(EXERCISE DESCRIPTION):
Among the records below, find each line that includes the string "美唄市字茅志内" and copy it.

(DATA SECTION):
§
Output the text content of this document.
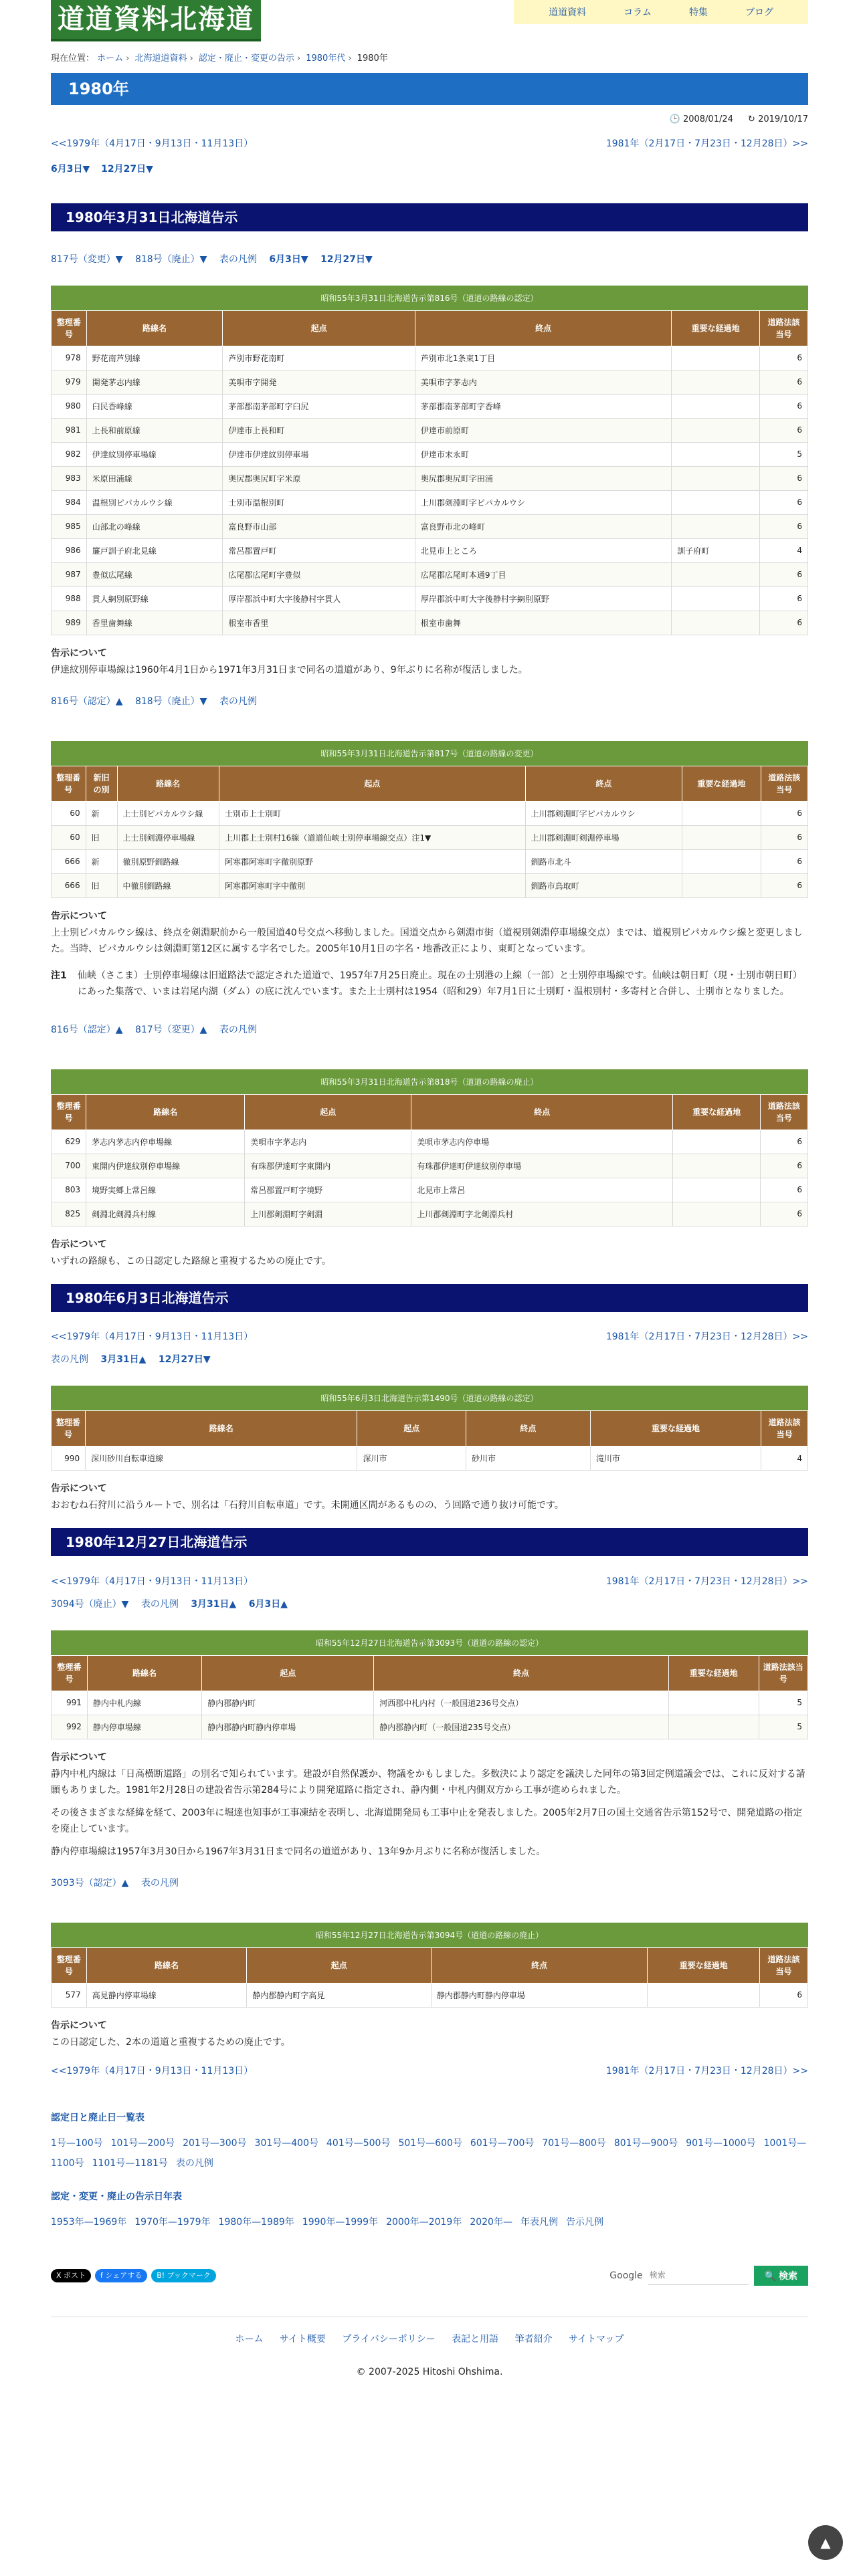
道道資料北海道	道道資料	コラム	特集	ブログ
現在位置： ホーム › 北海道道資料 › 認定・廃止・変更の告示 › 1980年代 › 1980年
1980年
🕒 2008/01/24 ↻ 2019/10/17
<<1979年（4月17日・9月13日・11月13日）	1981年（2月17日・7月23日・12月28日）>>
6月3日▼ 12月27日▼
1980年3月31日北海道告示
817号（変更）▼ 818号（廃止）▼ 表の凡例 6月3日▼ 12月27日▼
昭和55年3月31日北海道告示第816号（道道の路線の認定）
整理番号	路線名	起点	終点	重要な経過地	道路法該当号
978	野花南芦別線	芦別市野花南町	芦別市北1条東1丁目		6
979	開発茅志内線	美唄市字開発	美唄市字茅志内		6
980	臼民香峰線	茅部郡南茅部町字臼尻	茅部郡南茅部町字香峰		6
981	上長和前原線	伊達市上長和町	伊達市前原町		6
982	伊達紋別停車場線	伊達市伊達紋別停車場	伊達市末永町		5
983	米原田浦線	奥尻郡奥尻町字米原	奥尻郡奥尻町字田浦		6
984	温根別ピパカルウシ線	士別市温根別町	上川郡剣淵町字ピパカルウシ		6
985	山部北の峰線	富良野市山部	富良野市北の峰町		6
986	簾戸訓子府北見線	常呂郡置戸町	北見市上ところ	訓子府町	4
987	豊似広尾線	広尾郡広尾町字豊似	広尾郡広尾町本通9丁目		6
988	貫人網別原野線	厚岸郡浜中町大字後静村字貫人	厚岸郡浜中町大字後静村字網別原野		6
989	香里歯舞線	根室市香里	根室市歯舞		6
告示について

伊達紋別停車場線は1960年4月1日から1971年3月31日まで同名の道道があり、9年ぶりに名称が復活しました。

816号（認定）▲ 818号（廃止）▼ 表の凡例
昭和55年3月31日北海道告示第817号（道道の路線の変更）
整理番号	新旧の別	路線名	起点	終点	重要な経過地	道路法該当号
60	新	上士別ピパカルウシ線	士別市上士別町	上川郡剣淵町字ピパカルウシ		6
60	旧	上士別剣淵停車場線	上川郡上士別村16線（道道仙峡士別停車場線交点）注1▼	上川郡剣淵町剣淵停車場		6
666	新	徹別原野釧路線	阿寒郡阿寒町字徹別原野	釧路市北斗		6
666	旧	中徹別釧路線	阿寒郡阿寒町字中徹別	釧路市鳥取町		6
告示について

上士別ピパカルウシ線は、終点を剣淵駅前から一般国道40号交点へ移動しました。国道交点から剣淵市街（道視別剣淵停車場線交点）までは、道視別ピパカルウシ線と変更しました。当時、ピパカルウシは剣淵町第12区に属する字名でした。2005年10月1日の字名・地番改正により、東町となっています。

注1	仙峡（さこま）士別停車場線は旧道路法で認定された道道で、1957年7月25日廃止。現在の士別港の上線（一部）と士別停車場線です。仙峡は朝日町（現・士別市朝日町）にあった集落で、いまは岩尾内湖（ダム）の底に沈んでいます。また上士別村は1954（昭和29）年7月1日に士別町・温根別村・多寄村と合併し、士別市となりました。
816号（認定）▲ 817号（変更）▲ 表の凡例
昭和55年3月31日北海道告示第818号（道道の路線の廃止）
整理番号	路線名	起点	終点	重要な経過地	道路法該当号
629	茅志内茅志内停車場線	美唄市字茅志内	美唄市茅志内停車場		6
700	東開内伊達紋別停車場線	有珠郡伊達町字東開内	有珠郡伊達町伊達紋別停車場		6
803	境野実郷上常呂線	常呂郡置戸町字境野	北見市上常呂		6
825	剣淵北剣淵兵村線	上川郡剣淵町字剣淵	上川郡剣淵町字北剣淵兵村		6
告示について

いずれの路線も、この日認定した路線と重複するための廃止です。

1980年6月3日北海道告示
<<1979年（4月17日・9月13日・11月13日）	1981年（2月17日・7月23日・12月28日）>>
表の凡例 3月31日▲ 12月27日▼
昭和55年6月3日北海道告示第1490号（道道の路線の認定）
整理番号	路線名	起点	終点	重要な経過地	道路法該当号
990	深川砂川自転車道線	深川市	砂川市	滝川市	4
告示について

おおむね石狩川に沿うルートで、別名は「石狩川自転車道」です。未開通区間があるものの、う回路で通り抜け可能です。

1980年12月27日北海道告示
<<1979年（4月17日・9月13日・11月13日）	1981年（2月17日・7月23日・12月28日）>>
3094号（廃止）▼ 表の凡例 3月31日▲ 6月3日▲
昭和55年12月27日北海道告示第3093号（道道の路線の認定）
整理番号	路線名	起点	終点	重要な経過地	道路法該当号
991	静内中札内線	静内郡静内町	河西郡中札内村（一般国道236号交点）		5
992	静内停車場線	静内郡静内町静内停車場	静内郡静内町（一般国道235号交点）		5
告示について

静内中札内線は「日高横断道路」の別名で知られています。建設が自然保護か、物議をかもしました。多数決により認定を議決した同年の第3回定例道議会では、これに反対する請願もありました。1981年2月28日の建設省告示第284号により開発道路に指定され、静内側・中札内側双方から工事が進められました。

その後さまざまな経緯を経て、2003年に堀達也知事が工事凍結を表明し、北海道開発局も工事中止を発表しました。2005年2月7日の国土交通省告示第152号で、開発道路の指定を廃止しています。

静内停車場線は1957年3月30日から1967年3月31日まで同名の道道があり、13年9か月ぶりに名称が復活しました。

3093号（認定）▲ 表の凡例
昭和55年12月27日北海道告示第3094号（道道の路線の廃止）
整理番号	路線名	起点	終点	重要な経過地	道路法該当号
577	高見静内停車場線	静内郡静内町字高見	静内郡静内町静内停車場		6
告示について

この日認定した、2本の道道と重複するための廃止です。

<<1979年（4月17日・9月13日・11月13日）	1981年（2月17日・7月23日・12月28日）>>
認定日と廃止日一覧表
1号—100号 101号—200号 201号—300号 301号—400号 401号—500号 501号—600号 601号—700号 701号—800号 801号—900号 901号—1000号 1001号—1100号 1101号—1181号 表の凡例
認定・変更・廃止の告示日年表
1953年—1969年 1970年—1979年 1980年—1989年 1990年—1999年 2000年—2019年 2020年— 年表凡例 告示凡例
X ポスト	f シェアする	B! ブックマーク	Google
検索	🔍 検索
ホーム サイト概要 プライバシーポリシー 表記と用語 筆者紹介 サイトマップ
© 2007-2025 Hitoshi Ohshima.
▲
§
(WORKED SOLUTION):
979	開発茅志内線	美唄市字開発	美唄市字茅志内		6
629	茅志内茅志内停車場線	美唄市字茅志内	美唄市茅志内停車場		6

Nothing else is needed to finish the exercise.